> _Your objective_: What follows is a listing. Return every line of it exactly.
■ ■ ■ ■ ■ ■ ■
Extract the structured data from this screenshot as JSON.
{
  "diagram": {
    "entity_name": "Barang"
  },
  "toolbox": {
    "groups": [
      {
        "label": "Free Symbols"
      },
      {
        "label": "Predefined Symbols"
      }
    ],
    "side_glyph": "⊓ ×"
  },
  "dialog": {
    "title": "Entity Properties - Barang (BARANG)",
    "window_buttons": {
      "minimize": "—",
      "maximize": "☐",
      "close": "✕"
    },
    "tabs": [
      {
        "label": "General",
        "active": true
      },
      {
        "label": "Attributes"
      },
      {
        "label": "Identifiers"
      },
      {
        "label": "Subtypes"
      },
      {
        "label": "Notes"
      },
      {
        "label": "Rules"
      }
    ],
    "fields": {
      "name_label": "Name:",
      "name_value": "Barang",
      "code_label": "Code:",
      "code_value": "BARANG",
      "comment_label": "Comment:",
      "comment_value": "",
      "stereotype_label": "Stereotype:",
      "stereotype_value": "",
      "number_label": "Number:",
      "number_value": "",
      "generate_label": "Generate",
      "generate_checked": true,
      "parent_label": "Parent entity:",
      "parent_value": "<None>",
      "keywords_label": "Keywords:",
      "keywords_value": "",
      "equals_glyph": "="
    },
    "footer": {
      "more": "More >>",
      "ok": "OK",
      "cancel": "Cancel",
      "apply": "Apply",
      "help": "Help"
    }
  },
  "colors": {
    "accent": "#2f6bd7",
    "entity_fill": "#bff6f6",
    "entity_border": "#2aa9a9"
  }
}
■ ■ ■ ■ ■ ■ ■
> _Result for this exercise_:
Extract the structured data from this screenshot as JSON.
{
  "diagram": {
    "entity_name": "Barang"
  },
  "toolbox": {
    "groups": [
      {
        "label": "Free Symbols"
      },
      {
        "label": "Predefined Symbols"
      }
    ],
    "side_glyph": "⊓ ×"
  },
  "dialog": {
    "title": "Entity Properties - Barang (BARANG)",
    "window_buttons": {
      "minimize": "—",
      "maximize": "☐",
      "close": "✕"
    },
    "tabs": [
      {
        "label": "General",
        "active": true
      },
      {
        "label": "Attributes"
      },
      {
        "label": "Identifiers"
      },
      {
        "label": "Subtypes"
      },
      {
        "label": "Notes"
      },
      {
        "label": "Rules"
      }
    ],
    "fields": {
      "name_label": "Name:",
      "name_value": "Barang",
      "code_label": "Code:",
      "code_value": "BARANG",
      "comment_label": "Comment:",
      "comment_value": "",
      "stereotype_label": "Stereotype:",
      "stereotype_value": "",
      "number_label": "Number:",
      "number_value": "",
      "generate_label": "Generate",
      "generate_checked": true,
      "parent_label": "Parent entity:",
      "parent_value": "<None>",
      "keywords_label": "Keywords:",
      "keywords_value": "",
      "equals_glyph": "="
    },
    "footer": {
      "more": "More >>",
      "ok": "OK",
      "cancel": "Cancel",
      "apply": "Apply",
      "help": "Help"
    }
  },
  "colors": {
    "accent": "#2f6bd7",
    "entity_fill": "#bff6f6",
    "entity_border": "#2aa9a9"
  }
}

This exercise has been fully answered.